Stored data
++++++++++++++++++++

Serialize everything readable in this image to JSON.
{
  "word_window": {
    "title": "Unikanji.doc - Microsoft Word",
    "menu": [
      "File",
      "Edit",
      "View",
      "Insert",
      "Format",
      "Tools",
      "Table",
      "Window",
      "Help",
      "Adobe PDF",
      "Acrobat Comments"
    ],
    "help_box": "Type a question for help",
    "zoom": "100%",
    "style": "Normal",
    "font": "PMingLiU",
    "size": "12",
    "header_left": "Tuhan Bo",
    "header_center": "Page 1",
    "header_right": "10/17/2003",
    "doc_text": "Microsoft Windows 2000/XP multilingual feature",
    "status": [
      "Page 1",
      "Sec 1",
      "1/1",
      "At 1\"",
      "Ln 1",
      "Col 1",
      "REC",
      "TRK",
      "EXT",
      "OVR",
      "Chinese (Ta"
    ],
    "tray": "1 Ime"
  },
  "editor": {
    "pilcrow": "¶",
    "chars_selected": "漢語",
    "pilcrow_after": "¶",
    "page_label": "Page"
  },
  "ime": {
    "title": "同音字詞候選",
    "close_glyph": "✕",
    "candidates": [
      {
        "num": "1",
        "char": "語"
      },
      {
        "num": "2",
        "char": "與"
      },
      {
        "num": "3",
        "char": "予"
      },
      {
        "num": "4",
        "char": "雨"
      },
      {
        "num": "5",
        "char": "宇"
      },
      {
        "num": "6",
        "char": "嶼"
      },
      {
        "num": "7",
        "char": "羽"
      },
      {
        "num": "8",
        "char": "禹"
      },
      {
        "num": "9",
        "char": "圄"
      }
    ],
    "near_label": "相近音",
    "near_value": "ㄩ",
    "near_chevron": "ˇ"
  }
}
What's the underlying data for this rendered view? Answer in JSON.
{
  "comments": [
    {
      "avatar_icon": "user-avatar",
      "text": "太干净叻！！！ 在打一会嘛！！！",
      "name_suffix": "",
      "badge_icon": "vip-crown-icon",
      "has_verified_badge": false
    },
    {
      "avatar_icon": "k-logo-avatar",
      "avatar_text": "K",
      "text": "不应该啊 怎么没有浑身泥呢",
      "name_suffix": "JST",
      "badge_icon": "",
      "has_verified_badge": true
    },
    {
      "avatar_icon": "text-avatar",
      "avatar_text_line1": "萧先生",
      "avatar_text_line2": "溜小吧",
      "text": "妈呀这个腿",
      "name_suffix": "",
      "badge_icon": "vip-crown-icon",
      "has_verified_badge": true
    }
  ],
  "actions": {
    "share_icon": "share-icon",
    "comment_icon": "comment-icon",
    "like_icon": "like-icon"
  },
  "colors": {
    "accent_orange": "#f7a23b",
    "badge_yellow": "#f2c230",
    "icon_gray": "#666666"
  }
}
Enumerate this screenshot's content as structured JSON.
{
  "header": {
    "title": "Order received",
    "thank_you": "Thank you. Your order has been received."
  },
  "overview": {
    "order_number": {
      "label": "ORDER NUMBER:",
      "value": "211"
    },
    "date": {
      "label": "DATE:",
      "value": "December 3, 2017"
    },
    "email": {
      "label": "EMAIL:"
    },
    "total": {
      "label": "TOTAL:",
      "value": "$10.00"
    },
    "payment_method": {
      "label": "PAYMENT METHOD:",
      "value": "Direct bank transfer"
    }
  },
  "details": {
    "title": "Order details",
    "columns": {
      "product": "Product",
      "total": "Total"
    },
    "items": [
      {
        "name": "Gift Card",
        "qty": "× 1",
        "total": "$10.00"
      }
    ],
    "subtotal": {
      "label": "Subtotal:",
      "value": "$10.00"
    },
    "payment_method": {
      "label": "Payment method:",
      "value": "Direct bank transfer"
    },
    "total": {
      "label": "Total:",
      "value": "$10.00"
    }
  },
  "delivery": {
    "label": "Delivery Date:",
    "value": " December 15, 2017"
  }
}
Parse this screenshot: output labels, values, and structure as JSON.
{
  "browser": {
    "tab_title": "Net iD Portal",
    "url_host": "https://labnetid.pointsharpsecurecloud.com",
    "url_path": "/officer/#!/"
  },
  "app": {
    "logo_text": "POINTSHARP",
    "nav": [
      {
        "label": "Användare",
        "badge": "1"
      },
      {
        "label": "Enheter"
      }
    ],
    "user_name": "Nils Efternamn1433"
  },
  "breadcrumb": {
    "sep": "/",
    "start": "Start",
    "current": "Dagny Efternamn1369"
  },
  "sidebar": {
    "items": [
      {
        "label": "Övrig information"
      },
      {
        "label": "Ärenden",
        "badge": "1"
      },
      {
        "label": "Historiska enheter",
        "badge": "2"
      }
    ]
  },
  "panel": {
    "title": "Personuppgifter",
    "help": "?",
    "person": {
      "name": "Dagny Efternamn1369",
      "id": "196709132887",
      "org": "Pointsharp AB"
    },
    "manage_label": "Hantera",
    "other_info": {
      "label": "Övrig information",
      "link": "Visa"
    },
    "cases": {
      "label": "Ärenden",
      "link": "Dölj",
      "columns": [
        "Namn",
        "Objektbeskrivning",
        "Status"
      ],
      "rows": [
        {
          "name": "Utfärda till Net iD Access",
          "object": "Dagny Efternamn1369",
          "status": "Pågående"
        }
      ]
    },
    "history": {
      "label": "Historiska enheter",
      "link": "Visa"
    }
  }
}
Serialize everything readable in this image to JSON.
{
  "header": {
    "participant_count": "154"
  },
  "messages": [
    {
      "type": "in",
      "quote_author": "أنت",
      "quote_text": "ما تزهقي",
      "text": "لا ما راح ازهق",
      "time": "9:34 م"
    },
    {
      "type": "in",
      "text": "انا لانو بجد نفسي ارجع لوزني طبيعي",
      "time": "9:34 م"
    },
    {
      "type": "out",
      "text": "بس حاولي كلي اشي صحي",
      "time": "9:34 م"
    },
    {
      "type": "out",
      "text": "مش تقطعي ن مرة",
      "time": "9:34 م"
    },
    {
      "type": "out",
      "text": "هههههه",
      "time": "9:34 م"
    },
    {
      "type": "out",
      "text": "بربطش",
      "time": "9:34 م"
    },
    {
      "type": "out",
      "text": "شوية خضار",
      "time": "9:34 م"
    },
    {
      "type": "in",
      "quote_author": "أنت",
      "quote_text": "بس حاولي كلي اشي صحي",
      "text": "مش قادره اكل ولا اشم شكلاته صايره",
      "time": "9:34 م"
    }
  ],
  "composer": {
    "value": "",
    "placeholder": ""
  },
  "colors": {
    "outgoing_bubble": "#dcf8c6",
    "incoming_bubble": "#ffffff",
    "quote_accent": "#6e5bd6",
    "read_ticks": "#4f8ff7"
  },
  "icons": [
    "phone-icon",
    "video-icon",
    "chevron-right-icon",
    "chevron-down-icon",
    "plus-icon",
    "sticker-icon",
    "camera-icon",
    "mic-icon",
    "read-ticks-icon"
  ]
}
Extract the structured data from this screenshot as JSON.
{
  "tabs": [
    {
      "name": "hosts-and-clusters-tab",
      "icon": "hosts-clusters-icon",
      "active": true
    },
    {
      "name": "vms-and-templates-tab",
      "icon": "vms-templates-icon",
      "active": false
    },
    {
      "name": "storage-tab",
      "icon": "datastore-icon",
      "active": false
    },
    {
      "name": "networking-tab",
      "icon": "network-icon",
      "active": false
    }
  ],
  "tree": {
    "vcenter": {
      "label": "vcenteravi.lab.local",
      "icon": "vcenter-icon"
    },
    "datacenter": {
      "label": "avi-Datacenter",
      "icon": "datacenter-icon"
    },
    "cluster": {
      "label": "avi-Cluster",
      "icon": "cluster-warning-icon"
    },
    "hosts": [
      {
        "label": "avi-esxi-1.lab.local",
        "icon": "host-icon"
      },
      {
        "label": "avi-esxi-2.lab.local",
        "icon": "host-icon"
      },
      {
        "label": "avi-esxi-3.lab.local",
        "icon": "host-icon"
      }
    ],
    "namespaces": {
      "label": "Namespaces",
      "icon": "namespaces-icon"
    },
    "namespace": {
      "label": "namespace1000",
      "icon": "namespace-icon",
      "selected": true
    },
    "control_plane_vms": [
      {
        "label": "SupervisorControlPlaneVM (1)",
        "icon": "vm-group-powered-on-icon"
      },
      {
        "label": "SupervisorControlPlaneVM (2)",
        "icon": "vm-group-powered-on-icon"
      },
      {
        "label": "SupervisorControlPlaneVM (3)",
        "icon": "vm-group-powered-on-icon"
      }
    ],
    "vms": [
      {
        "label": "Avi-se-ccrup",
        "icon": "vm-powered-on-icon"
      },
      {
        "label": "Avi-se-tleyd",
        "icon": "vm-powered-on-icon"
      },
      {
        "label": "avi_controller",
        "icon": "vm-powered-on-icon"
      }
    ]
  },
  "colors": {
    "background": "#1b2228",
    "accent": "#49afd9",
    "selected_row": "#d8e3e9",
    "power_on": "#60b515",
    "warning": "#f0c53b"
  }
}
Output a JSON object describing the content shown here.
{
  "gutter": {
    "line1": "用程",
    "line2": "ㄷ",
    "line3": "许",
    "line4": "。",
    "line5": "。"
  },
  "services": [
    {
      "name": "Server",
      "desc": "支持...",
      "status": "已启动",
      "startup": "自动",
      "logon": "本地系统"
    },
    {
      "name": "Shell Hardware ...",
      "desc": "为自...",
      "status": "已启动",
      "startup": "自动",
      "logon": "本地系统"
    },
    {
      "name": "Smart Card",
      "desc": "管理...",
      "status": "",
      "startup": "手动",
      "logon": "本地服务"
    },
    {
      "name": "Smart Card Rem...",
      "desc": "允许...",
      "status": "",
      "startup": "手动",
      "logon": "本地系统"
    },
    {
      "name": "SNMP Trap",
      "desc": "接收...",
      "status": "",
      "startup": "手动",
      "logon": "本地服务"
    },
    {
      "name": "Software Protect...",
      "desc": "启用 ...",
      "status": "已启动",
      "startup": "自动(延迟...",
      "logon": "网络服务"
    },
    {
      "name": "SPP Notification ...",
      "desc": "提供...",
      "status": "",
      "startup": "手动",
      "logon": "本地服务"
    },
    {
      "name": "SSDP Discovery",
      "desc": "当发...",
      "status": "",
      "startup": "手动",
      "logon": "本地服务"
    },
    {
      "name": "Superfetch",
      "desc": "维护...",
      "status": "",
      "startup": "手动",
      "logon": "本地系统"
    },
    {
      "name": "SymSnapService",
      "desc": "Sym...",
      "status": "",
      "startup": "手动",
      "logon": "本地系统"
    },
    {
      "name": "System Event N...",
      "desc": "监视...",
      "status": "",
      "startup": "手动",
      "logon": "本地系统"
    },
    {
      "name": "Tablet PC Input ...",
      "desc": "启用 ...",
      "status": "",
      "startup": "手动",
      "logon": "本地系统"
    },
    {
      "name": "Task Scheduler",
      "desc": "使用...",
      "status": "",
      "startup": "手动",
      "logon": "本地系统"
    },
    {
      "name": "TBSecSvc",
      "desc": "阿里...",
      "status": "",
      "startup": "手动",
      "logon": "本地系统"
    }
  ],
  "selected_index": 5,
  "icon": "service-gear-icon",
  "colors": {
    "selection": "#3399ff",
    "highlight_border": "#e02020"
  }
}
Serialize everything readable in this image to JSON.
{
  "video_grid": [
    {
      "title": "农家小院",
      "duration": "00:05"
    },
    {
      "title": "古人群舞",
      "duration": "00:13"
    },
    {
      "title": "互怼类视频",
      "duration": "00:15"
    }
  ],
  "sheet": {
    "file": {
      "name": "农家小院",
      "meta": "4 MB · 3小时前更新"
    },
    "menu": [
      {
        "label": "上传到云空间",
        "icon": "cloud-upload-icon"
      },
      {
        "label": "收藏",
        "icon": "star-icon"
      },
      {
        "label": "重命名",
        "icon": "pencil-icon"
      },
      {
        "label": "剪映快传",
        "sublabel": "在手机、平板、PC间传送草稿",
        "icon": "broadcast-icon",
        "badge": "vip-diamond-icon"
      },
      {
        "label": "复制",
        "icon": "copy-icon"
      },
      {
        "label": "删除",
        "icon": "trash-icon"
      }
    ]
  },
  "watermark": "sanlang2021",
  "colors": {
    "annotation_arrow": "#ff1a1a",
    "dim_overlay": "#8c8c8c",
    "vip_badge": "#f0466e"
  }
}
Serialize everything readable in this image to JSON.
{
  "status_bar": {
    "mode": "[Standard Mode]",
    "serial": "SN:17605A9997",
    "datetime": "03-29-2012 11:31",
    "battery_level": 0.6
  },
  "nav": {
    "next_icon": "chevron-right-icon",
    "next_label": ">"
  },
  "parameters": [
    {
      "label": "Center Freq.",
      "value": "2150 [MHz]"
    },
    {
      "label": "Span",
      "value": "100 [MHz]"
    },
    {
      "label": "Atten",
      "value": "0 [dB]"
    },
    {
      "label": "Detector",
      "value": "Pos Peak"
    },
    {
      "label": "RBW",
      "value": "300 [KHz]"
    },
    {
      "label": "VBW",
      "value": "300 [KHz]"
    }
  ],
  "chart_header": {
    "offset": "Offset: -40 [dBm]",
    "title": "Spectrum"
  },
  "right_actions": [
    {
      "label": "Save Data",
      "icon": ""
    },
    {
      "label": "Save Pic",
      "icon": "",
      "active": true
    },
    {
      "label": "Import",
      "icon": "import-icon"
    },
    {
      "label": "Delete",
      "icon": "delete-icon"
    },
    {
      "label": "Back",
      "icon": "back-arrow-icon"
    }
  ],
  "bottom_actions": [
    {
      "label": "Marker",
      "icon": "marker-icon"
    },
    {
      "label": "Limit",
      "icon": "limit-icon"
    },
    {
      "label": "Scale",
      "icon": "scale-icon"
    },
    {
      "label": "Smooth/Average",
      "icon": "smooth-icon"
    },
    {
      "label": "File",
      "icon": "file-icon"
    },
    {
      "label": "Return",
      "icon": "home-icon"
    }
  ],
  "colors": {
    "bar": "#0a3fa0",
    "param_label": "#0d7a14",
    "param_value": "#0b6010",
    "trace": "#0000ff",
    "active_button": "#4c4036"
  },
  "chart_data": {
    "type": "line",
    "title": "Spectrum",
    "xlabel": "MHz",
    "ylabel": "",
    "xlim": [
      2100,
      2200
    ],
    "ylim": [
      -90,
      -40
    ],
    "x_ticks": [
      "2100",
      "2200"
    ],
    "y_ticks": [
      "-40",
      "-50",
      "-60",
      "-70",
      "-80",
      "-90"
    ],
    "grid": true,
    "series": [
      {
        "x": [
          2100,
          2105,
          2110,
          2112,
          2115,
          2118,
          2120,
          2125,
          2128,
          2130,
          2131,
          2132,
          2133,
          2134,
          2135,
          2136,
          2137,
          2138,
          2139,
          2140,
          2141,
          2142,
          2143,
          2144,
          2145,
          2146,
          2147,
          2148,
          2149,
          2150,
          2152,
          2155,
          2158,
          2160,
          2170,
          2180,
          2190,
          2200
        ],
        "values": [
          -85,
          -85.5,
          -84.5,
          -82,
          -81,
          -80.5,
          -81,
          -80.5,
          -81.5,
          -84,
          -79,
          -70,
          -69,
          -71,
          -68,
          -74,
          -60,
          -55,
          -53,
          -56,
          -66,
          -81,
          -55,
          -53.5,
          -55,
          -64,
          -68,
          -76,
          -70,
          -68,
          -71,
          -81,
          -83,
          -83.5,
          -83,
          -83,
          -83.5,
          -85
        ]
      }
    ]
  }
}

++++++++++++++++++++

Pick out the lines that have the word "December". Copy them all.

      "value": "December 3, 2017"
    "value": " December 15, 2017"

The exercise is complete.